(Requirement) Copy out every record below with complete accuracy.

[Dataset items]
*****
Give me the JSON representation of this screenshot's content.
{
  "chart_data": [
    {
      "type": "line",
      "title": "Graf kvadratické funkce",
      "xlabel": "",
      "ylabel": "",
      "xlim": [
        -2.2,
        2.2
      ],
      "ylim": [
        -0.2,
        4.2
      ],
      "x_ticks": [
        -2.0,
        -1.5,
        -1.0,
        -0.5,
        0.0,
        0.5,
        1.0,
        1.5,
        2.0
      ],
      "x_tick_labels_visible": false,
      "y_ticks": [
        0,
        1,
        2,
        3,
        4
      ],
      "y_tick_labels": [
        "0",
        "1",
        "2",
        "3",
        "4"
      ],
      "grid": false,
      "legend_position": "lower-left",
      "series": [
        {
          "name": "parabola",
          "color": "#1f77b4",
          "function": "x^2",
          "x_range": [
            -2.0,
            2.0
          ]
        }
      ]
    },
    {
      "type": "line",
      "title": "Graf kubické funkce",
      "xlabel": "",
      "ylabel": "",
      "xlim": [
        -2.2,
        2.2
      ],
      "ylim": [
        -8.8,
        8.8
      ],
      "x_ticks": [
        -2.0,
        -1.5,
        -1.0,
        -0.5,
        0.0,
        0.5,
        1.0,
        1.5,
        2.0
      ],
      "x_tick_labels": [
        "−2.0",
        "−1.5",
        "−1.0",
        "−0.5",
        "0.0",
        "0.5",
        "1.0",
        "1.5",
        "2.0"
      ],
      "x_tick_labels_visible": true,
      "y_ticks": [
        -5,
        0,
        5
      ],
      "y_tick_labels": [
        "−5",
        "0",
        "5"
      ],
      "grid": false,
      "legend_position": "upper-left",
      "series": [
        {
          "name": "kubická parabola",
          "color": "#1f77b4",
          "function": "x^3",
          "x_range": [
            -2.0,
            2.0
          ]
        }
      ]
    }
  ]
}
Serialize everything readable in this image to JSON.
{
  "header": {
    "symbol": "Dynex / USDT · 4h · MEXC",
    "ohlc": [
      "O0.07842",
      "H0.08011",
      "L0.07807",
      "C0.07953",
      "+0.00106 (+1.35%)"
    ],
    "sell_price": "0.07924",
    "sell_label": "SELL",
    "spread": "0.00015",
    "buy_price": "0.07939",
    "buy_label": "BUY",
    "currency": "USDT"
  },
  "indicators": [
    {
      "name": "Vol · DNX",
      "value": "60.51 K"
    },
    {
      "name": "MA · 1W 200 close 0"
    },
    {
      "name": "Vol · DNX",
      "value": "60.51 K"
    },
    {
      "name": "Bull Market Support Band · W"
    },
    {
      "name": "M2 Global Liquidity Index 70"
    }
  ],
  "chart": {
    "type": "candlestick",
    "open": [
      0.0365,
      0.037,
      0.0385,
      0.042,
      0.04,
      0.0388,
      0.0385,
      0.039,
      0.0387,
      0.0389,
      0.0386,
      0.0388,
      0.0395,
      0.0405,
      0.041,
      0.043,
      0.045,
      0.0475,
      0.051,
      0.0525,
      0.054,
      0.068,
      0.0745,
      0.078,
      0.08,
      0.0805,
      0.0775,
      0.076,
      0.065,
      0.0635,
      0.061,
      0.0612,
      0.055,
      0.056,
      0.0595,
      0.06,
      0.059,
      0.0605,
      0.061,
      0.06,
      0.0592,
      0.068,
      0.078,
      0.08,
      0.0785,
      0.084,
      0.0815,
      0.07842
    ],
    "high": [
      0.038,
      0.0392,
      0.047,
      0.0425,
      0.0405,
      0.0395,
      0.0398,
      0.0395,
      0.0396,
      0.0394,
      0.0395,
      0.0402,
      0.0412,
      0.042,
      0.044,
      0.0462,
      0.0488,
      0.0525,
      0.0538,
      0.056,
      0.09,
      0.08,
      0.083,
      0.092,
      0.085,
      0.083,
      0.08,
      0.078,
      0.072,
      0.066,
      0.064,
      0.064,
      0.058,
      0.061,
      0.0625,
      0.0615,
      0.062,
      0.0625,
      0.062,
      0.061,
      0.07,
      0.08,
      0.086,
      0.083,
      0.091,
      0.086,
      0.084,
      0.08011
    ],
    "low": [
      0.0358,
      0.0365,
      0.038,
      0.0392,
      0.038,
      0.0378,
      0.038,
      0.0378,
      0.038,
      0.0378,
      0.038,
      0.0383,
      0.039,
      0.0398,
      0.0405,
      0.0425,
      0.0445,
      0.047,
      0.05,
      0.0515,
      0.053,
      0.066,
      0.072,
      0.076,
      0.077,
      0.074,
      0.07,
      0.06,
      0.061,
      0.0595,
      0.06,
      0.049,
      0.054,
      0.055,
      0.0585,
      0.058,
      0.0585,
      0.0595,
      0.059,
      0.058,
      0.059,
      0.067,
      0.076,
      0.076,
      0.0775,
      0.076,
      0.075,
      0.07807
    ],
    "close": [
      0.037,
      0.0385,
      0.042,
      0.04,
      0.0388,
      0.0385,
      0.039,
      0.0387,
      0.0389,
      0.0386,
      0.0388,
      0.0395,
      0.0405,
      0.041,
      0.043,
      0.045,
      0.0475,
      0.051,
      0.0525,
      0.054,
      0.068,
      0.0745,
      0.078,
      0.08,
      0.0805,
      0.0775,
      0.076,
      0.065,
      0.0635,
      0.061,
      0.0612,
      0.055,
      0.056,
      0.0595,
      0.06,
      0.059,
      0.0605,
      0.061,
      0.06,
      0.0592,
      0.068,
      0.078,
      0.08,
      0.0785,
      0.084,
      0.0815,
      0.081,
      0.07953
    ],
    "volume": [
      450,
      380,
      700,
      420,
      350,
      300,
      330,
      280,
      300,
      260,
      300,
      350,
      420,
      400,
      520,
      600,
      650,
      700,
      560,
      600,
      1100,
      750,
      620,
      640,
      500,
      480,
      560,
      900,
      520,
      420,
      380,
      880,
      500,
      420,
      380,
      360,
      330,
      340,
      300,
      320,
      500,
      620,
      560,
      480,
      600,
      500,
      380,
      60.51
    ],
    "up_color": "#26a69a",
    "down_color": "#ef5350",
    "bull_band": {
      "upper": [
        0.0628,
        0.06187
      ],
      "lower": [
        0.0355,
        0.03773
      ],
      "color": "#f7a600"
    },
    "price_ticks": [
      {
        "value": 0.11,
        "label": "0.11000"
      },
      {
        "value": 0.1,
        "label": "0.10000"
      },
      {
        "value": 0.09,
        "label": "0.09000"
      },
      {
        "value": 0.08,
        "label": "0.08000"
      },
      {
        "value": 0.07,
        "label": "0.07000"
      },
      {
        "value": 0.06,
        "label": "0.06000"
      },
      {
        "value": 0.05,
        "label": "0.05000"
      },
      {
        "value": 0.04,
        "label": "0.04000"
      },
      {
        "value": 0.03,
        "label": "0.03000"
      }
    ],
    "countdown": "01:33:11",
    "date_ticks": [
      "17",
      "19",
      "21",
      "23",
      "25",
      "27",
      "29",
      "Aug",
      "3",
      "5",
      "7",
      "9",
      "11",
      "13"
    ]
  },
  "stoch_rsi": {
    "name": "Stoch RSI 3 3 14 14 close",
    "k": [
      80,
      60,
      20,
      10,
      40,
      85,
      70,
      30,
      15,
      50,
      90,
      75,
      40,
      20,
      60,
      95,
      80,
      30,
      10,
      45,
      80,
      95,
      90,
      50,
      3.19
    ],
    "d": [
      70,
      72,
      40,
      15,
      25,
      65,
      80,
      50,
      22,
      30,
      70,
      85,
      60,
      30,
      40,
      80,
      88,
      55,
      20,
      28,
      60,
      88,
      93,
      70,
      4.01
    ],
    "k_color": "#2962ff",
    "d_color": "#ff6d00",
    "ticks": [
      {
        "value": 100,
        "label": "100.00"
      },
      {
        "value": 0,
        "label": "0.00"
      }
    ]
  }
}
*****
(Response for this exercise)
Give me the JSON representation of this screenshot's content.
{
  "chart_data": [
    {
      "type": "line",
      "title": "Graf kvadratické funkce",
      "xlabel": "",
      "ylabel": "",
      "xlim": [
        -2.2,
        2.2
      ],
      "ylim": [
        -0.2,
        4.2
      ],
      "x_ticks": [
        -2.0,
        -1.5,
        -1.0,
        -0.5,
        0.0,
        0.5,
        1.0,
        1.5,
        2.0
      ],
      "x_tick_labels_visible": false,
      "y_ticks": [
        0,
        1,
        2,
        3,
        4
      ],
      "y_tick_labels": [
        "0",
        "1",
        "2",
        "3",
        "4"
      ],
      "grid": false,
      "legend_position": "lower-left",
      "series": [
        {
          "name": "parabola",
          "color": "#1f77b4",
          "function": "x^2",
          "x_range": [
            -2.0,
            2.0
          ]
        }
      ]
    },
    {
      "type": "line",
      "title": "Graf kubické funkce",
      "xlabel": "",
      "ylabel": "",
      "xlim": [
        -2.2,
        2.2
      ],
      "ylim": [
        -8.8,
        8.8
      ],
      "x_ticks": [
        -2.0,
        -1.5,
        -1.0,
        -0.5,
        0.0,
        0.5,
        1.0,
        1.5,
        2.0
      ],
      "x_tick_labels": [
        "−2.0",
        "−1.5",
        "−1.0",
        "−0.5",
        "0.0",
        "0.5",
        "1.0",
        "1.5",
        "2.0"
      ],
      "x_tick_labels_visible": true,
      "y_ticks": [
        -5,
        0,
        5
      ],
      "y_tick_labels": [
        "−5",
        "0",
        "5"
      ],
      "grid": false,
      "legend_position": "upper-left",
      "series": [
        {
          "name": "kubická parabola",
          "color": "#1f77b4",
          "function": "x^3",
          "x_range": [
            -2.0,
            2.0
          ]
        }
      ]
    }
  ]
}
Serialize everything readable in this image to JSON.
{
  "header": {
    "symbol": "Dynex / USDT · 4h · MEXC",
    "ohlc": [
      "O0.07842",
      "H0.08011",
      "L0.07807",
      "C0.07953",
      "+0.00106 (+1.35%)"
    ],
    "sell_price": "0.07924",
    "sell_label": "SELL",
    "spread": "0.00015",
    "buy_price": "0.07939",
    "buy_label": "BUY",
    "currency": "USDT"
  },
  "indicators": [
    {
      "name": "Vol · DNX",
      "value": "60.51 K"
    },
    {
      "name": "MA · 1W 200 close 0"
    },
    {
      "name": "Vol · DNX",
      "value": "60.51 K"
    },
    {
      "name": "Bull Market Support Band · W"
    },
    {
      "name": "M2 Global Liquidity Index 70"
    }
  ],
  "chart": {
    "type": "candlestick",
    "open": [
      0.0365,
      0.037,
      0.0385,
      0.042,
      0.04,
      0.0388,
      0.0385,
      0.039,
      0.0387,
      0.0389,
      0.0386,
      0.0388,
      0.0395,
      0.0405,
      0.041,
      0.043,
      0.045,
      0.0475,
      0.051,
      0.0525,
      0.054,
      0.068,
      0.0745,
      0.078,
      0.08,
      0.0805,
      0.0775,
      0.076,
      0.065,
      0.0635,
      0.061,
      0.0612,
      0.055,
      0.056,
      0.0595,
      0.06,
      0.059,
      0.0605,
      0.061,
      0.06,
      0.0592,
      0.068,
      0.078,
      0.08,
      0.0785,
      0.084,
      0.0815,
      0.07842
    ],
    "high": [
      0.038,
      0.0392,
      0.047,
      0.0425,
      0.0405,
      0.0395,
      0.0398,
      0.0395,
      0.0396,
      0.0394,
      0.0395,
      0.0402,
      0.0412,
      0.042,
      0.044,
      0.0462,
      0.0488,
      0.0525,
      0.0538,
      0.056,
      0.09,
      0.08,
      0.083,
      0.092,
      0.085,
      0.083,
      0.08,
      0.078,
      0.072,
      0.066,
      0.064,
      0.064,
      0.058,
      0.061,
      0.0625,
      0.0615,
      0.062,
      0.0625,
      0.062,
      0.061,
      0.07,
      0.08,
      0.086,
      0.083,
      0.091,
      0.086,
      0.084,
      0.08011
    ],
    "low": [
      0.0358,
      0.0365,
      0.038,
      0.0392,
      0.038,
      0.0378,
      0.038,
      0.0378,
      0.038,
      0.0378,
      0.038,
      0.0383,
      0.039,
      0.0398,
      0.0405,
      0.0425,
      0.0445,
      0.047,
      0.05,
      0.0515,
      0.053,
      0.066,
      0.072,
      0.076,
      0.077,
      0.074,
      0.07,
      0.06,
      0.061,
      0.0595,
      0.06,
      0.049,
      0.054,
      0.055,
      0.0585,
      0.058,
      0.0585,
      0.0595,
      0.059,
      0.058,
      0.059,
      0.067,
      0.076,
      0.076,
      0.0775,
      0.076,
      0.075,
      0.07807
    ],
    "close": [
      0.037,
      0.0385,
      0.042,
      0.04,
      0.0388,
      0.0385,
      0.039,
      0.0387,
      0.0389,
      0.0386,
      0.0388,
      0.0395,
      0.0405,
      0.041,
      0.043,
      0.045,
      0.0475,
      0.051,
      0.0525,
      0.054,
      0.068,
      0.0745,
      0.078,
      0.08,
      0.0805,
      0.0775,
      0.076,
      0.065,
      0.0635,
      0.061,
      0.0612,
      0.055,
      0.056,
      0.0595,
      0.06,
      0.059,
      0.0605,
      0.061,
      0.06,
      0.0592,
      0.068,
      0.078,
      0.08,
      0.0785,
      0.084,
      0.0815,
      0.081,
      0.07953
    ],
    "volume": [
      450,
      380,
      700,
      420,
      350,
      300,
      330,
      280,
      300,
      260,
      300,
      350,
      420,
      400,
      520,
      600,
      650,
      700,
      560,
      600,
      1100,
      750,
      620,
      640,
      500,
      480,
      560,
      900,
      520,
      420,
      380,
      880,
      500,
      420,
      380,
      360,
      330,
      340,
      300,
      320,
      500,
      620,
      560,
      480,
      600,
      500,
      380,
      60.51
    ],
    "up_color": "#26a69a",
    "down_color": "#ef5350",
    "bull_band": {
      "upper": [
        0.0628,
        0.06187
      ],
      "lower": [
        0.0355,
        0.03773
      ],
      "color": "#f7a600"
    },
    "price_ticks": [
      {
        "value": 0.11,
        "label": "0.11000"
      },
      {
        "value": 0.1,
        "label": "0.10000"
      },
      {
        "value": 0.09,
        "label": "0.09000"
      },
      {
        "value": 0.08,
        "label": "0.08000"
      },
      {
        "value": 0.07,
        "label": "0.07000"
      },
      {
        "value": 0.06,
        "label": "0.06000"
      },
      {
        "value": 0.05,
        "label": "0.05000"
      },
      {
        "value": 0.04,
        "label": "0.04000"
      },
      {
        "value": 0.03,
        "label": "0.03000"
      }
    ],
    "countdown": "01:33:11",
    "date_ticks": [
      "17",
      "19",
      "21",
      "23",
      "25",
      "27",
      "29",
      "Aug",
      "3",
      "5",
      "7",
      "9",
      "11",
      "13"
    ]
  },
  "stoch_rsi": {
    "name": "Stoch RSI 3 3 14 14 close",
    "k": [
      80,
      60,
      20,
      10,
      40,
      85,
      70,
      30,
      15,
      50,
      90,
      75,
      40,
      20,
      60,
      95,
      80,
      30,
      10,
      45,
      80,
      95,
      90,
      50,
      3.19
    ],
    "d": [
      70,
      72,
      40,
      15,
      25,
      65,
      80,
      50,
      22,
      30,
      70,
      85,
      60,
      30,
      40,
      80,
      88,
      55,
      20,
      28,
      60,
      88,
      93,
      70,
      4.01
    ],
    "k_color": "#2962ff",
    "d_color": "#ff6d00",
    "ticks": [
      {
        "value": 100,
        "label": "100.00"
      },
      {
        "value": 0,
        "label": "0.00"
      }
    ]
  }
}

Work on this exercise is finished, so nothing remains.